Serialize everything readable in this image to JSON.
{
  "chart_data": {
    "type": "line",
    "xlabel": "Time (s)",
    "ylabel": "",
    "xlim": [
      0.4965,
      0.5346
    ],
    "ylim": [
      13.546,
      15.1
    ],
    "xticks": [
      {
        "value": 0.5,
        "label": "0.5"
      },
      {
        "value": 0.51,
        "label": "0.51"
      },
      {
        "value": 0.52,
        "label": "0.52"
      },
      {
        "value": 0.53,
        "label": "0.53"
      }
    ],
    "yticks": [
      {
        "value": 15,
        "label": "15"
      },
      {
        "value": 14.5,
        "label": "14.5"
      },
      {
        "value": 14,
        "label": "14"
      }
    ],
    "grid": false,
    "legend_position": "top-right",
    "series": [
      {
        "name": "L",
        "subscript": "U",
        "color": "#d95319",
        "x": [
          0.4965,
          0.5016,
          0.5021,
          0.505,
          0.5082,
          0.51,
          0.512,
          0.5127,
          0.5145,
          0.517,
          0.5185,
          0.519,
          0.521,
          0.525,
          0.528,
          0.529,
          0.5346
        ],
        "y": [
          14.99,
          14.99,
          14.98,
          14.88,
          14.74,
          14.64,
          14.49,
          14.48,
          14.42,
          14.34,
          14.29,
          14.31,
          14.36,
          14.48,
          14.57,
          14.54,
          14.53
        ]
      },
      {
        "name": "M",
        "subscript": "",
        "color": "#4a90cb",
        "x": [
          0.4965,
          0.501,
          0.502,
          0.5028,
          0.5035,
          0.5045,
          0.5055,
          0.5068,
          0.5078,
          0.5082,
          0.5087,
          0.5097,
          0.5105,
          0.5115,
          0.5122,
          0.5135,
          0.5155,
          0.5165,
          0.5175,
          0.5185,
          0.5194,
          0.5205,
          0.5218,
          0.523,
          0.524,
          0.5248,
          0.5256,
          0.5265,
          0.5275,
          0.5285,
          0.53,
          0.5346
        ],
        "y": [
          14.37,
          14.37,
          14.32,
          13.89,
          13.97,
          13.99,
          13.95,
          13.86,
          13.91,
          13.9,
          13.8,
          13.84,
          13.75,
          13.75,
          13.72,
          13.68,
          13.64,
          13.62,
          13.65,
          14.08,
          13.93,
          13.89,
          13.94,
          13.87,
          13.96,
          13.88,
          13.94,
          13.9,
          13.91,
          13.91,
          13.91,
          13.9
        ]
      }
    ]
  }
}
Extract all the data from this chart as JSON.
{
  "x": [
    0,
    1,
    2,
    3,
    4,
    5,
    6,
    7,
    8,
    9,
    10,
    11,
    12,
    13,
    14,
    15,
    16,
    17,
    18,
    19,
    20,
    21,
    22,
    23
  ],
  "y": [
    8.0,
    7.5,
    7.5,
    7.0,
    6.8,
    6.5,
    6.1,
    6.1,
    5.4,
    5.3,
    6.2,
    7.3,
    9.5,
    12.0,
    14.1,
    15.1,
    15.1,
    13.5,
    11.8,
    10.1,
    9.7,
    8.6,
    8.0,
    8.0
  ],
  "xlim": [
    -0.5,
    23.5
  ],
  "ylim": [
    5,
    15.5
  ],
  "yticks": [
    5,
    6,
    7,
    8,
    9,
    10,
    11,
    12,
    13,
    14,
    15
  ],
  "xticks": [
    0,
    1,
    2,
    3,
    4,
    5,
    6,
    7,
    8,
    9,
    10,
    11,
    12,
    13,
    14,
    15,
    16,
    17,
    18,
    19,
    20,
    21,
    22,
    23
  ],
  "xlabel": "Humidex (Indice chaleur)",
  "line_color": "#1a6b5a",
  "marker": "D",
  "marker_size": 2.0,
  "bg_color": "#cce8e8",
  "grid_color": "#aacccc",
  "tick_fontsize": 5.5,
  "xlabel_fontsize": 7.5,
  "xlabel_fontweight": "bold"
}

-- -- --

— Requirement —
Working from the material above, retype it in its entirety without change.

— The result —
Serialize everything readable in this image to JSON.
{
  "chart_data": {
    "type": "line",
    "xlabel": "Time (s)",
    "ylabel": "",
    "xlim": [
      0.4965,
      0.5346
    ],
    "ylim": [
      13.546,
      15.1
    ],
    "xticks": [
      {
        "value": 0.5,
        "label": "0.5"
      },
      {
        "value": 0.51,
        "label": "0.51"
      },
      {
        "value": 0.52,
        "label": "0.52"
      },
      {
        "value": 0.53,
        "label": "0.53"
      }
    ],
    "yticks": [
      {
        "value": 15,
        "label": "15"
      },
      {
        "value": 14.5,
        "label": "14.5"
      },
      {
        "value": 14,
        "label": "14"
      }
    ],
    "grid": false,
    "legend_position": "top-right",
    "series": [
      {
        "name": "L",
        "subscript": "U",
        "color": "#d95319",
        "x": [
          0.4965,
          0.5016,
          0.5021,
          0.505,
          0.5082,
          0.51,
          0.512,
          0.5127,
          0.5145,
          0.517,
          0.5185,
          0.519,
          0.521,
          0.525,
          0.528,
          0.529,
          0.5346
        ],
        "y": [
          14.99,
          14.99,
          14.98,
          14.88,
          14.74,
          14.64,
          14.49,
          14.48,
          14.42,
          14.34,
          14.29,
          14.31,
          14.36,
          14.48,
          14.57,
          14.54,
          14.53
        ]
      },
      {
        "name": "M",
        "subscript": "",
        "color": "#4a90cb",
        "x": [
          0.4965,
          0.501,
          0.502,
          0.5028,
          0.5035,
          0.5045,
          0.5055,
          0.5068,
          0.5078,
          0.5082,
          0.5087,
          0.5097,
          0.5105,
          0.5115,
          0.5122,
          0.5135,
          0.5155,
          0.5165,
          0.5175,
          0.5185,
          0.5194,
          0.5205,
          0.5218,
          0.523,
          0.524,
          0.5248,
          0.5256,
          0.5265,
          0.5275,
          0.5285,
          0.53,
          0.5346
        ],
        "y": [
          14.37,
          14.37,
          14.32,
          13.89,
          13.97,
          13.99,
          13.95,
          13.86,
          13.91,
          13.9,
          13.8,
          13.84,
          13.75,
          13.75,
          13.72,
          13.68,
          13.64,
          13.62,
          13.65,
          14.08,
          13.93,
          13.89,
          13.94,
          13.87,
          13.96,
          13.88,
          13.94,
          13.9,
          13.91,
          13.91,
          13.91,
          13.9
        ]
      }
    ]
  }
}
Extract all the data from this chart as JSON.
{
  "x": [
    0,
    1,
    2,
    3,
    4,
    5,
    6,
    7,
    8,
    9,
    10,
    11,
    12,
    13,
    14,
    15,
    16,
    17,
    18,
    19,
    20,
    21,
    22,
    23
  ],
  "y": [
    8.0,
    7.5,
    7.5,
    7.0,
    6.8,
    6.5,
    6.1,
    6.1,
    5.4,
    5.3,
    6.2,
    7.3,
    9.5,
    12.0,
    14.1,
    15.1,
    15.1,
    13.5,
    11.8,
    10.1,
    9.7,
    8.6,
    8.0,
    8.0
  ],
  "xlim": [
    -0.5,
    23.5
  ],
  "ylim": [
    5,
    15.5
  ],
  "yticks": [
    5,
    6,
    7,
    8,
    9,
    10,
    11,
    12,
    13,
    14,
    15
  ],
  "xticks": [
    0,
    1,
    2,
    3,
    4,
    5,
    6,
    7,
    8,
    9,
    10,
    11,
    12,
    13,
    14,
    15,
    16,
    17,
    18,
    19,
    20,
    21,
    22,
    23
  ],
  "xlabel": "Humidex (Indice chaleur)",
  "line_color": "#1a6b5a",
  "marker": "D",
  "marker_size": 2.0,
  "bg_color": "#cce8e8",
  "grid_color": "#aacccc",
  "tick_fontsize": 5.5,
  "xlabel_fontsize": 7.5,
  "xlabel_fontweight": "bold"
}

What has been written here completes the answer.